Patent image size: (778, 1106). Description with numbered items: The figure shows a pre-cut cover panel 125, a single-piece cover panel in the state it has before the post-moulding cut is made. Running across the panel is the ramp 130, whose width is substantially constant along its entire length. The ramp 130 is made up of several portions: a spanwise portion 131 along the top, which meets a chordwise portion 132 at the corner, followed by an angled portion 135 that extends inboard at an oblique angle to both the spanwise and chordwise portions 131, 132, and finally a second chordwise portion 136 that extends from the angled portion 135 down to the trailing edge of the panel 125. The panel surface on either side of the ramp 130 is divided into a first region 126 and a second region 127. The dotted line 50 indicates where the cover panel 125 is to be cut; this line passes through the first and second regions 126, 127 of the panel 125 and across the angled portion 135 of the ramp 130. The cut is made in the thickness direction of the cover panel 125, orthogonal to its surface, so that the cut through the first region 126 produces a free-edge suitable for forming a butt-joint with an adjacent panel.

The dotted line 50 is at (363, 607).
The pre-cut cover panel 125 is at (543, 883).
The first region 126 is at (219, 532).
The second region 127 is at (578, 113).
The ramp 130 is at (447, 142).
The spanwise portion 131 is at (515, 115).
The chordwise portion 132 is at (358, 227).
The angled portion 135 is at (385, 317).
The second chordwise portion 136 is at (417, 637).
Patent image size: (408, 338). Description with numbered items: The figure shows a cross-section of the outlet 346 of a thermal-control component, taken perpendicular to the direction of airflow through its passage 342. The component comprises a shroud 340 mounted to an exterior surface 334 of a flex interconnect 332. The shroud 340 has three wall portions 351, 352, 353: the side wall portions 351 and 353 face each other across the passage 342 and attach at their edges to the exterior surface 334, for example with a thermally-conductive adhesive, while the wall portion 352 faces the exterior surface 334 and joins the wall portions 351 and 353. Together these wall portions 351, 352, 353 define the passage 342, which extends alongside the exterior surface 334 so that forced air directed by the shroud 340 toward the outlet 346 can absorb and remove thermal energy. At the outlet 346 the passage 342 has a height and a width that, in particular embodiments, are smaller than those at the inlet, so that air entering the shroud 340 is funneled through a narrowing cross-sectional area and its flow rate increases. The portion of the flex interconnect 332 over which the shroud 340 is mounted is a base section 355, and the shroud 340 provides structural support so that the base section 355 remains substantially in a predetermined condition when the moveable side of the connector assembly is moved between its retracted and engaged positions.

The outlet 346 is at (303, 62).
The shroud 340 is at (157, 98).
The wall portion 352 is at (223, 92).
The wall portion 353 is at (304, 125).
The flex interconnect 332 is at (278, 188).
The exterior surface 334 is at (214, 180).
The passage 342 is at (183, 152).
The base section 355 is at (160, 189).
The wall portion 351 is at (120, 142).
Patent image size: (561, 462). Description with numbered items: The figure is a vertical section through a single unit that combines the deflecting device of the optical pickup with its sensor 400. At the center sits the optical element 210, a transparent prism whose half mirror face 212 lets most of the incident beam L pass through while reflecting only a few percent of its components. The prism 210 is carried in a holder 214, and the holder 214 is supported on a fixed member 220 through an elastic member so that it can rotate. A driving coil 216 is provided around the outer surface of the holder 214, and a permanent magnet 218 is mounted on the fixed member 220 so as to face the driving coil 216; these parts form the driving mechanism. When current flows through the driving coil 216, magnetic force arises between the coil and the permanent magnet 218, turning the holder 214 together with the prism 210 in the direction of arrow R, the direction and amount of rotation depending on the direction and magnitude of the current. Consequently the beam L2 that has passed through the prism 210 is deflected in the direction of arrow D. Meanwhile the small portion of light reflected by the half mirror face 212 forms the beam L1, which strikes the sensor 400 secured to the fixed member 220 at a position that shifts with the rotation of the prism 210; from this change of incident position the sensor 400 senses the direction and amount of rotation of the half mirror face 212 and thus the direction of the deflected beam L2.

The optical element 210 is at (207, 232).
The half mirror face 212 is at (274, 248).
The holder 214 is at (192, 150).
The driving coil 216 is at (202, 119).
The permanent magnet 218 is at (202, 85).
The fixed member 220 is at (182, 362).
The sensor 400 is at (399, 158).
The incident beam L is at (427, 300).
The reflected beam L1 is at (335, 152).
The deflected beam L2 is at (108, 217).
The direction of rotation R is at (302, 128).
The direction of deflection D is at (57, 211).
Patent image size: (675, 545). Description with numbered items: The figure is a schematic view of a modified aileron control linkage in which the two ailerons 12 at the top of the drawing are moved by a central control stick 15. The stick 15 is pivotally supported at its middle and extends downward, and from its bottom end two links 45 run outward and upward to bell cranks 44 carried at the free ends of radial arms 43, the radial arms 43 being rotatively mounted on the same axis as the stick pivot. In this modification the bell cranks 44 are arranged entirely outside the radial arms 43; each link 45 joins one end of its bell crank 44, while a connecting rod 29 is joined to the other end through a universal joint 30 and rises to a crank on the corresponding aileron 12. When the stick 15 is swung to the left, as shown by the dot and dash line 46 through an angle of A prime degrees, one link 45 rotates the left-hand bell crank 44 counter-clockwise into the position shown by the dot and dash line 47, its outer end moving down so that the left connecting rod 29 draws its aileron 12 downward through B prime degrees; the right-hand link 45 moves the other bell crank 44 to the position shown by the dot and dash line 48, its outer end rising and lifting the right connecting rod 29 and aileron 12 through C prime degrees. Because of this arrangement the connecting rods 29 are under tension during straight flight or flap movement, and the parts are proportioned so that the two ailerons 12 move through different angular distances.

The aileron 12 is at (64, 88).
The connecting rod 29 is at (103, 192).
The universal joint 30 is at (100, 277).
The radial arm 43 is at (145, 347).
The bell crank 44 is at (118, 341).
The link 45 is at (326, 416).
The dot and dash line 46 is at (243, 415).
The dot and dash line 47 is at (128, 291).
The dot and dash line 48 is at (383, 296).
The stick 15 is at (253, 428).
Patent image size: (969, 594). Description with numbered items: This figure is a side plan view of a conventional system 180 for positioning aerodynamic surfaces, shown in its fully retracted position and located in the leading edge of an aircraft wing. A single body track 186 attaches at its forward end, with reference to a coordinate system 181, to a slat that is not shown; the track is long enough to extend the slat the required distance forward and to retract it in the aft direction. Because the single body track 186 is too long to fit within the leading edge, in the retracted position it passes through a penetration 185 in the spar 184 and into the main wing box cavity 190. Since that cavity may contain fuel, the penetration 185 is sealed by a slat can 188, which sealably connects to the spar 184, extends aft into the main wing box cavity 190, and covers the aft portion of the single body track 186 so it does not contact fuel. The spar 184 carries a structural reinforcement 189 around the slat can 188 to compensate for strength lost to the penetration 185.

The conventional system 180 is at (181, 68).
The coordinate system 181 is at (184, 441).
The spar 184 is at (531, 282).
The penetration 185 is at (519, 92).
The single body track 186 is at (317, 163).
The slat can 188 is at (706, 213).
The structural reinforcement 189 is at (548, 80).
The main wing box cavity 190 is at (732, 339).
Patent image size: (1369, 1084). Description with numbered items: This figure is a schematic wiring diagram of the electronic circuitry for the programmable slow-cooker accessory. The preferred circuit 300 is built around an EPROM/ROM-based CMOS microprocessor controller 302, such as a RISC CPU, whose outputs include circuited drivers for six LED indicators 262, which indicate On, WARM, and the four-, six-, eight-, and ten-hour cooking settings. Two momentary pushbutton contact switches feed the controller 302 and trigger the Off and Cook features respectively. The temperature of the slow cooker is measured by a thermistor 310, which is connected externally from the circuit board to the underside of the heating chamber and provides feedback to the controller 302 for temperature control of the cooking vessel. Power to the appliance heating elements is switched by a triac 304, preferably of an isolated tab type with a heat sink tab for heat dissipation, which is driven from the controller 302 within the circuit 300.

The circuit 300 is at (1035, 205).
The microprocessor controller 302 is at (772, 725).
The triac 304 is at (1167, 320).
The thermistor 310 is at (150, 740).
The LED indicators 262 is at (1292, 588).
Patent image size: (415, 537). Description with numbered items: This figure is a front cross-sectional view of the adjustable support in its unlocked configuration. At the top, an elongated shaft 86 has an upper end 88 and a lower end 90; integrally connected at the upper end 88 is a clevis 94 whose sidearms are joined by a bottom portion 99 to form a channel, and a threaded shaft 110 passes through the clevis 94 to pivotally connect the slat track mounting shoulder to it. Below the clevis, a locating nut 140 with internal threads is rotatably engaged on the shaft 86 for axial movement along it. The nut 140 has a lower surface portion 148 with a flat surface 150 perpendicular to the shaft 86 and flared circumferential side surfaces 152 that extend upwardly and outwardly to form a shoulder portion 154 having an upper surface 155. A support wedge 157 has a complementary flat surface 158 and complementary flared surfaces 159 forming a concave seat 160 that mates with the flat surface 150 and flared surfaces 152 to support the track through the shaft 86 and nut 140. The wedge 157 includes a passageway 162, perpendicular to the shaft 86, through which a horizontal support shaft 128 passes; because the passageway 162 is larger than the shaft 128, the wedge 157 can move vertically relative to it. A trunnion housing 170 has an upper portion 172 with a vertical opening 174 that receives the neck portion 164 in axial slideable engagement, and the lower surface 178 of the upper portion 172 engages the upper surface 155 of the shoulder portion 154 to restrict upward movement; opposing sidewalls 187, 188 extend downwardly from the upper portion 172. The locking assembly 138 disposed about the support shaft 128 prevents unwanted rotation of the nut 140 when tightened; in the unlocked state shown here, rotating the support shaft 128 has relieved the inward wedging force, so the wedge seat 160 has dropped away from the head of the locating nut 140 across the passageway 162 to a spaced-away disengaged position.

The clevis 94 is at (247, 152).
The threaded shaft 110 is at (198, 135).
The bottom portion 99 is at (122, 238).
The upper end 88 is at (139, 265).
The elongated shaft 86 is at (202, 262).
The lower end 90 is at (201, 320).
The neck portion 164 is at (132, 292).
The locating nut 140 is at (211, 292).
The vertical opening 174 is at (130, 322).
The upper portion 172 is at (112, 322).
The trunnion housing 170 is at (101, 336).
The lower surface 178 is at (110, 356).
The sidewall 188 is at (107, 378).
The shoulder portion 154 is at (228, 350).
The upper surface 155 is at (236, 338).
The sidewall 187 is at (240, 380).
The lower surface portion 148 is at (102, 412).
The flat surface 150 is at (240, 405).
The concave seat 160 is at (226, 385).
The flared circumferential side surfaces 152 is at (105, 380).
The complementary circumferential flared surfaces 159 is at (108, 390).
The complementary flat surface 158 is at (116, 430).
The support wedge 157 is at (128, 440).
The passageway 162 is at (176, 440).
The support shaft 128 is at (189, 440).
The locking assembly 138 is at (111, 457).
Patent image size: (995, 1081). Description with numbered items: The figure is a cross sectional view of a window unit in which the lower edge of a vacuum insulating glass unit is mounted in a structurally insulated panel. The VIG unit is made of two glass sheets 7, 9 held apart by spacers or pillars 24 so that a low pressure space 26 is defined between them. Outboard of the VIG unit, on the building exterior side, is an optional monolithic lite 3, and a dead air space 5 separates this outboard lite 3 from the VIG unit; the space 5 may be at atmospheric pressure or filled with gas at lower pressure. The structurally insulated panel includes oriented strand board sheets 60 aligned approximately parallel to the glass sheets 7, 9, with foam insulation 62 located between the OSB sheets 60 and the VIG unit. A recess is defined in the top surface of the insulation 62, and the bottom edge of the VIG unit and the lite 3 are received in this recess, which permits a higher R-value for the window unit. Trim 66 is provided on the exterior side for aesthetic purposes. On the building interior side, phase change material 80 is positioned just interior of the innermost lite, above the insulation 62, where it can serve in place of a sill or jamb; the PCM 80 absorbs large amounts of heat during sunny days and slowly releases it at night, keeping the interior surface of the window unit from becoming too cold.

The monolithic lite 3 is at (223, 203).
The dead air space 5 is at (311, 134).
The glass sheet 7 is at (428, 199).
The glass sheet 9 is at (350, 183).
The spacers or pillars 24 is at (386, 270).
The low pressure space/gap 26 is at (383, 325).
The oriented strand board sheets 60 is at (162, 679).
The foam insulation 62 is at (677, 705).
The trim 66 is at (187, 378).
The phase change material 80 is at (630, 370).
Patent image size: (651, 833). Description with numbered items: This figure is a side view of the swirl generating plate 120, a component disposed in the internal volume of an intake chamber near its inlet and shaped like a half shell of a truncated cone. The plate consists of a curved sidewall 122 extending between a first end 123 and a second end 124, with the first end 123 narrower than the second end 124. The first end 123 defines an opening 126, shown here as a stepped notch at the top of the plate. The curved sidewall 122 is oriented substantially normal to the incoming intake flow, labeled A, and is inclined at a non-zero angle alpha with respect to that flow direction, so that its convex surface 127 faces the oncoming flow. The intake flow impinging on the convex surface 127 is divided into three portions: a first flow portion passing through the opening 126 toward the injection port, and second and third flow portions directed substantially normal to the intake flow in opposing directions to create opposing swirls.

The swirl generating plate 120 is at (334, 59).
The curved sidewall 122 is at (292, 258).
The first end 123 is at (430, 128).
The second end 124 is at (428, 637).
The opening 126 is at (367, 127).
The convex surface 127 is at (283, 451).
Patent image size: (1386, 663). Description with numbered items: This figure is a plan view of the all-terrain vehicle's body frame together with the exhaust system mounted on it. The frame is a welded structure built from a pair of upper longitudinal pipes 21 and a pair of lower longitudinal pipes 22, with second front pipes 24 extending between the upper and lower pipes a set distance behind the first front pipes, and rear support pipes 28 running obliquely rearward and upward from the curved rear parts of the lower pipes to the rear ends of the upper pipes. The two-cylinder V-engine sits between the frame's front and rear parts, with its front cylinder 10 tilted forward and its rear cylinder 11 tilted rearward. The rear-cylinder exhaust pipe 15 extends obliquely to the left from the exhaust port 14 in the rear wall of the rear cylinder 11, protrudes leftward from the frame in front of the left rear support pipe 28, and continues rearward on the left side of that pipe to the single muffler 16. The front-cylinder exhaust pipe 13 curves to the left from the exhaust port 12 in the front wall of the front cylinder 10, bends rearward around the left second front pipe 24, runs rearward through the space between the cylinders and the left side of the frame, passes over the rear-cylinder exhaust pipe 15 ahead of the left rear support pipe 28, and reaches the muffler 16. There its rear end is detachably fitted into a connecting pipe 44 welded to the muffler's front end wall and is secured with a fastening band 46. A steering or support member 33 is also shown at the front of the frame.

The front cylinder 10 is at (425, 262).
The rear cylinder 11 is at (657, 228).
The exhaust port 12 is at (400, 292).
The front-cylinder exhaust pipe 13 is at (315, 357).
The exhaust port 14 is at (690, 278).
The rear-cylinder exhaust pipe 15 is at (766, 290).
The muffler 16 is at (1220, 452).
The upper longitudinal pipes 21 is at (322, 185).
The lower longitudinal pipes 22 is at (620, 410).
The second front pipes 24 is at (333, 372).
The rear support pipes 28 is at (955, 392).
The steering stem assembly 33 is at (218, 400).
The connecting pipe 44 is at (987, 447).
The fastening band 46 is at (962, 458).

——————————

#### GOAL OF THE EXERCISE
Update the entries starting at the line that has "Patent image size: (1369, 1084)." and ending after the line that has "The triac 304 is at (1167, 320)." by replacing "wiring diagram" with "circuit diagram". Keep everything else unchanged.

#### ANSWER BELOW
Patent image size: (1369, 1084). Description with numbered items: This figure is a schematic circuit diagram of the electronic circuitry for the programmable slow-cooker accessory. The preferred circuit 300 is built around an EPROM/ROM-based CMOS microprocessor controller 302, such as a RISC CPU, whose outputs include circuited drivers for six LED indicators 262, which indicate On, WARM, and the four-, six-, eight-, and ten-hour cooking settings. Two momentary pushbutton contact switches feed the controller 302 and trigger the Off and Cook features respectively. The temperature of the slow cooker is measured by a thermistor 310, which is connected externally from the circuit board to the underside of the heating chamber and provides feedback to the controller 302 for temperature control of the cooking vessel. Power to the appliance heating elements is switched by a triac 304, preferably of an isolated tab type with a heat sink tab for heat dissipation, which is driven from the controller 302 within the circuit 300.

The circuit 300 is at (1035, 205).
The microprocessor controller 302 is at (772, 725).
The triac 304 is at (1167, 320).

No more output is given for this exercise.